Written request: In full and without deviation, write out the entries that follow.
•••••
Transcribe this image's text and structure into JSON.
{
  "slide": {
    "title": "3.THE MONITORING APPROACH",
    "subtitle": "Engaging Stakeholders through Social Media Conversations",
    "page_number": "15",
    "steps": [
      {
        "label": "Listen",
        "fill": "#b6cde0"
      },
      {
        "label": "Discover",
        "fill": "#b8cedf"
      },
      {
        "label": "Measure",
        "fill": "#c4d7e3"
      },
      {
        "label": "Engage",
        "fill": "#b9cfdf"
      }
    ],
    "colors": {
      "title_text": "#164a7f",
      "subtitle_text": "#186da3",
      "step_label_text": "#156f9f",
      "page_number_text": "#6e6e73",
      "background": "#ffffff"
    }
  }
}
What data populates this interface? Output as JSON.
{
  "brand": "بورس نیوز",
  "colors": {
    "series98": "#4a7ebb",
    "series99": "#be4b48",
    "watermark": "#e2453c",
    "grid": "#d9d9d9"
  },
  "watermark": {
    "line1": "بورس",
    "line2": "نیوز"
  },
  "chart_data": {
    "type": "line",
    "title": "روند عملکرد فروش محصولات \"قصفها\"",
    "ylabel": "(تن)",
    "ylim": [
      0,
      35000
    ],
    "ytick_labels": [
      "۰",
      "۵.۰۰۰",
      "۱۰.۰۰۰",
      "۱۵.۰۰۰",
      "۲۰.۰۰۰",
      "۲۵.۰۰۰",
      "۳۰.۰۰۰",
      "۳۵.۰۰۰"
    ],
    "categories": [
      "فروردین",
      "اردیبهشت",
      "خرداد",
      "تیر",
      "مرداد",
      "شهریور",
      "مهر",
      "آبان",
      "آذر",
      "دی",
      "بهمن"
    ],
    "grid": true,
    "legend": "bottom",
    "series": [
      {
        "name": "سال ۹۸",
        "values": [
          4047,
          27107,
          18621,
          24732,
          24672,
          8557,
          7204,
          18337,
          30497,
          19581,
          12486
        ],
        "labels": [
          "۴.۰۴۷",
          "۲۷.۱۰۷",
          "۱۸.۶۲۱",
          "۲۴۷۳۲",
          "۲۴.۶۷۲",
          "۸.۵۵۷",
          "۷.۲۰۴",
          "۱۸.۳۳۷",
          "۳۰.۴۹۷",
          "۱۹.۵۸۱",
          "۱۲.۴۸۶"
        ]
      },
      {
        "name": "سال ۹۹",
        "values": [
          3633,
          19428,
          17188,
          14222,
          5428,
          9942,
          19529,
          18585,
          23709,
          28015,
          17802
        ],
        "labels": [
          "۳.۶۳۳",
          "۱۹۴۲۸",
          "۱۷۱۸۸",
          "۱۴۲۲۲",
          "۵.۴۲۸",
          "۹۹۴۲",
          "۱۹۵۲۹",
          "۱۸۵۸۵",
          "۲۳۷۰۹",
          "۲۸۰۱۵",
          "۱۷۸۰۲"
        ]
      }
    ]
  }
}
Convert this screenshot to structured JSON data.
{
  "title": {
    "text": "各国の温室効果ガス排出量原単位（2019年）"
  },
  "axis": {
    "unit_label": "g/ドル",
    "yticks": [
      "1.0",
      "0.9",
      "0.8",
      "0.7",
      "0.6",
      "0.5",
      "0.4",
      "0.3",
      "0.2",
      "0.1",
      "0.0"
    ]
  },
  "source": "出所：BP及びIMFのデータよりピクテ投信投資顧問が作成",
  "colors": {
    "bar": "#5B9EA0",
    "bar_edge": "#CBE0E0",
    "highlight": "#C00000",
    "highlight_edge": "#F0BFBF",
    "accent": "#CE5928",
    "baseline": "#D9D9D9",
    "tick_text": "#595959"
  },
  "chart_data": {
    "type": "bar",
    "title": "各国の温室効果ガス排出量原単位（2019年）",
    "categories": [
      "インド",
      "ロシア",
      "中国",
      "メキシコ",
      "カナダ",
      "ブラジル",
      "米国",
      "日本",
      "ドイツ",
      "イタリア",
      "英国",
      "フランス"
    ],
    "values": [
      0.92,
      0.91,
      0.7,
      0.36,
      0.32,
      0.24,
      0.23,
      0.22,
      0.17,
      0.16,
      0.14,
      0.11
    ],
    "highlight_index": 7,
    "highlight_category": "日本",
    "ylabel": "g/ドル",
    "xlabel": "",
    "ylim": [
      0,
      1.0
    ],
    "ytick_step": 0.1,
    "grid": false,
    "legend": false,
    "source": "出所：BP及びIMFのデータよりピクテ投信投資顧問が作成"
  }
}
•••••
The solution:
Transcribe this image's text and structure into JSON.
{
  "slide": {
    "title": "3.THE MONITORING APPROACH",
    "subtitle": "Engaging Stakeholders through Social Media Conversations",
    "page_number": "15",
    "steps": [
      {
        "label": "Listen",
        "fill": "#b6cde0"
      },
      {
        "label": "Discover",
        "fill": "#b8cedf"
      },
      {
        "label": "Measure",
        "fill": "#c4d7e3"
      },
      {
        "label": "Engage",
        "fill": "#b9cfdf"
      }
    ],
    "colors": {
      "title_text": "#164a7f",
      "subtitle_text": "#186da3",
      "step_label_text": "#156f9f",
      "page_number_text": "#6e6e73",
      "background": "#ffffff"
    }
  }
}
What data populates this interface? Output as JSON.
{
  "brand": "بورس نیوز",
  "colors": {
    "series98": "#4a7ebb",
    "series99": "#be4b48",
    "watermark": "#e2453c",
    "grid": "#d9d9d9"
  },
  "watermark": {
    "line1": "بورس",
    "line2": "نیوز"
  },
  "chart_data": {
    "type": "line",
    "title": "روند عملکرد فروش محصولات \"قصفها\"",
    "ylabel": "(تن)",
    "ylim": [
      0,
      35000
    ],
    "ytick_labels": [
      "۰",
      "۵.۰۰۰",
      "۱۰.۰۰۰",
      "۱۵.۰۰۰",
      "۲۰.۰۰۰",
      "۲۵.۰۰۰",
      "۳۰.۰۰۰",
      "۳۵.۰۰۰"
    ],
    "categories": [
      "فروردین",
      "اردیبهشت",
      "خرداد",
      "تیر",
      "مرداد",
      "شهریور",
      "مهر",
      "آبان",
      "آذر",
      "دی",
      "بهمن"
    ],
    "grid": true,
    "legend": "bottom",
    "series": [
      {
        "name": "سال ۹۸",
        "values": [
          4047,
          27107,
          18621,
          24732,
          24672,
          8557,
          7204,
          18337,
          30497,
          19581,
          12486
        ],
        "labels": [
          "۴.۰۴۷",
          "۲۷.۱۰۷",
          "۱۸.۶۲۱",
          "۲۴۷۳۲",
          "۲۴.۶۷۲",
          "۸.۵۵۷",
          "۷.۲۰۴",
          "۱۸.۳۳۷",
          "۳۰.۴۹۷",
          "۱۹.۵۸۱",
          "۱۲.۴۸۶"
        ]
      },
      {
        "name": "سال ۹۹",
        "values": [
          3633,
          19428,
          17188,
          14222,
          5428,
          9942,
          19529,
          18585,
          23709,
          28015,
          17802
        ],
        "labels": [
          "۳.۶۳۳",
          "۱۹۴۲۸",
          "۱۷۱۸۸",
          "۱۴۲۲۲",
          "۵.۴۲۸",
          "۹۹۴۲",
          "۱۹۵۲۹",
          "۱۸۵۸۵",
          "۲۳۷۰۹",
          "۲۸۰۱۵",
          "۱۷۸۰۲"
        ]
      }
    ]
  }
}
Convert this screenshot to structured JSON data.
{
  "title": {
    "text": "各国の温室効果ガス排出量原単位（2019年）"
  },
  "axis": {
    "unit_label": "g/ドル",
    "yticks": [
      "1.0",
      "0.9",
      "0.8",
      "0.7",
      "0.6",
      "0.5",
      "0.4",
      "0.3",
      "0.2",
      "0.1",
      "0.0"
    ]
  },
  "source": "出所：BP及びIMFのデータよりピクテ投信投資顧問が作成",
  "colors": {
    "bar": "#5B9EA0",
    "bar_edge": "#CBE0E0",
    "highlight": "#C00000",
    "highlight_edge": "#F0BFBF",
    "accent": "#CE5928",
    "baseline": "#D9D9D9",
    "tick_text": "#595959"
  },
  "chart_data": {
    "type": "bar",
    "title": "各国の温室効果ガス排出量原単位（2019年）",
    "categories": [
      "インド",
      "ロシア",
      "中国",
      "メキシコ",
      "カナダ",
      "ブラジル",
      "米国",
      "日本",
      "ドイツ",
      "イタリア",
      "英国",
      "フランス"
    ],
    "values": [
      0.92,
      0.91,
      0.7,
      0.36,
      0.32,
      0.24,
      0.23,
      0.22,
      0.17,
      0.16,
      0.14,
      0.11
    ],
    "highlight_index": 7,
    "highlight_category": "日本",
    "ylabel": "g/ドル",
    "xlabel": "",
    "ylim": [
      0,
      1.0
    ],
    "ytick_step": 0.1,
    "grid": false,
    "legend": false,
    "source": "出所：BP及びIMFのデータよりピクテ投信投資顧問が作成"
  }
}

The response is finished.